Records provided:
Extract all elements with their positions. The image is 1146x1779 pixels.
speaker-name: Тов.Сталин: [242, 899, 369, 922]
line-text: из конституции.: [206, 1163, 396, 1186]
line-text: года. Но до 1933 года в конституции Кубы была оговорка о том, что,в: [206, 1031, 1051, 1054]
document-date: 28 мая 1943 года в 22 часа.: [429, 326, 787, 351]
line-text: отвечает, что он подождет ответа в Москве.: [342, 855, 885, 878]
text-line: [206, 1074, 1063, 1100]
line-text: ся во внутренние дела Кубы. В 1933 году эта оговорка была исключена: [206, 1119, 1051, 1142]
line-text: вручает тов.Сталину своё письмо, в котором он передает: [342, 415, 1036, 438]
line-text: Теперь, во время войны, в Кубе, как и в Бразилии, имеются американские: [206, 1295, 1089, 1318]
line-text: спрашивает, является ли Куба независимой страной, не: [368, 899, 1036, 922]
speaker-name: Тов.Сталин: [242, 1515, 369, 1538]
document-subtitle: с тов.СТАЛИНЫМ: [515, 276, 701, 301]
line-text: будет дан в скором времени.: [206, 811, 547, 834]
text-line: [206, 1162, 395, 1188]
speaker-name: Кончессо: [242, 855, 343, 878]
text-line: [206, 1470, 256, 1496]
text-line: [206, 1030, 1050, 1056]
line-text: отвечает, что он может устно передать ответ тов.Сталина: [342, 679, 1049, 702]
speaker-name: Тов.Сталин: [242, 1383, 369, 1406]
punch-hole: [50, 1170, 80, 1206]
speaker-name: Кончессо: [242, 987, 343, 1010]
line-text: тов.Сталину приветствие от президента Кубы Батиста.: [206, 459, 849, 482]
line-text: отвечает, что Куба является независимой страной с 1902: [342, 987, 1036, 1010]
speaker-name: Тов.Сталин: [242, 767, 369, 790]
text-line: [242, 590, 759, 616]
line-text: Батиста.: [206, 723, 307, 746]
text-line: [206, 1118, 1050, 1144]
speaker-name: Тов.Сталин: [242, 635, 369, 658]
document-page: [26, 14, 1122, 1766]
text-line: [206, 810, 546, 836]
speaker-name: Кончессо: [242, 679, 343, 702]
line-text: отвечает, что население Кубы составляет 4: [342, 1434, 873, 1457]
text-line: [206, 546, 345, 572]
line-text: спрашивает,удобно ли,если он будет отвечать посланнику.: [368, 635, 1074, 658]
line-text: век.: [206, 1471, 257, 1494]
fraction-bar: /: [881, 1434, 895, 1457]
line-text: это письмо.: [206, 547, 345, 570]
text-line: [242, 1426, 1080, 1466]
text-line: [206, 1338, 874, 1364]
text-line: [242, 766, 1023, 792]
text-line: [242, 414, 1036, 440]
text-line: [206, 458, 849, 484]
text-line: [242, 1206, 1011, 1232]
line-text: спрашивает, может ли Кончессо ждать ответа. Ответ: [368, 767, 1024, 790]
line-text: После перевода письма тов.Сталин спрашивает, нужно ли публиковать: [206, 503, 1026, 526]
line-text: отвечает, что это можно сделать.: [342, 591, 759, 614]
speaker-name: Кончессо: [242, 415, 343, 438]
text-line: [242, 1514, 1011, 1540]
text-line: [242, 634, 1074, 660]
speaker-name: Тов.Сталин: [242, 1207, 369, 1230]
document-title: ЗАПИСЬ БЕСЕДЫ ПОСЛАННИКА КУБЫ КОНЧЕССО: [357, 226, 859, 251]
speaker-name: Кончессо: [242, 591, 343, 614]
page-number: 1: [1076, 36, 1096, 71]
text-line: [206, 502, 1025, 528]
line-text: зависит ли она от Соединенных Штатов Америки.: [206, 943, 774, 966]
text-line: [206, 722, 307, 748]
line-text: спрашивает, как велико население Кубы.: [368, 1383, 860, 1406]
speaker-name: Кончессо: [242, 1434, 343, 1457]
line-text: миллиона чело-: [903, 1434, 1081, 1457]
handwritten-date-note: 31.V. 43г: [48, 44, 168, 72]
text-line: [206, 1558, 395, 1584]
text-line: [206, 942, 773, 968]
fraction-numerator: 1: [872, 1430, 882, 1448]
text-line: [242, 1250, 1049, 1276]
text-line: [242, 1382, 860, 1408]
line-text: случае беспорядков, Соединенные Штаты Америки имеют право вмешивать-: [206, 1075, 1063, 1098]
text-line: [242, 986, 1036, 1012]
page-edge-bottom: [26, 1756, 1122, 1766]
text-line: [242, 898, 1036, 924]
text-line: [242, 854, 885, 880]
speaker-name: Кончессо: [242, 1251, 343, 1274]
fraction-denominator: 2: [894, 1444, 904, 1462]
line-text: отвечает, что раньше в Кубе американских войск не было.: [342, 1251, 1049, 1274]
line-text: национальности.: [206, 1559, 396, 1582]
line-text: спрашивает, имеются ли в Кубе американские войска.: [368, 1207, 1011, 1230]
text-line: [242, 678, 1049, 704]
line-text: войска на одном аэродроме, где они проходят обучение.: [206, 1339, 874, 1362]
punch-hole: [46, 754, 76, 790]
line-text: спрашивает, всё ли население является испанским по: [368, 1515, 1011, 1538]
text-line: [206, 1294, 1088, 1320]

Exercise objective:
Print the lines of the material exactly, starting with the first line and going on through the line with "line-text: тов.Сталину приветствие".

Solution to this exercise:
Extract all elements with their positions. The image is 1146x1779 pixels.
speaker-name: Тов.Сталин: [242, 899, 369, 922]
line-text: из конституции.: [206, 1163, 396, 1186]
line-text: года. Но до 1933 года в конституции Кубы была оговорка о том, что,в: [206, 1031, 1051, 1054]
document-date: 28 мая 1943 года в 22 часа.: [429, 326, 787, 351]
line-text: отвечает, что он подождет ответа в Москве.: [342, 855, 885, 878]
text-line: [206, 1074, 1063, 1100]
line-text: ся во внутренние дела Кубы. В 1933 году эта оговорка была исключена: [206, 1119, 1051, 1142]
line-text: вручает тов.Сталину своё письмо, в котором он передает: [342, 415, 1036, 438]
line-text: Теперь, во время войны, в Кубе, как и в Бразилии, имеются американские: [206, 1295, 1089, 1318]
line-text: спрашивает, является ли Куба независимой страной, не: [368, 899, 1036, 922]
speaker-name: Тов.Сталин: [242, 1515, 369, 1538]
document-subtitle: с тов.СТАЛИНЫМ: [515, 276, 701, 301]
line-text: будет дан в скором времени.: [206, 811, 547, 834]
text-line: [206, 1162, 395, 1188]
speaker-name: Кончессо: [242, 855, 343, 878]
text-line: [206, 1470, 256, 1496]
text-line: [206, 1030, 1050, 1056]
line-text: отвечает, что он может устно передать ответ тов.Сталина: [342, 679, 1049, 702]
speaker-name: Тов.Сталин: [242, 1383, 369, 1406]
punch-hole: [50, 1170, 80, 1206]
speaker-name: Кончессо: [242, 987, 343, 1010]
line-text: тов.Сталину приветствие от президента Кубы Батиста.: [206, 459, 849, 482]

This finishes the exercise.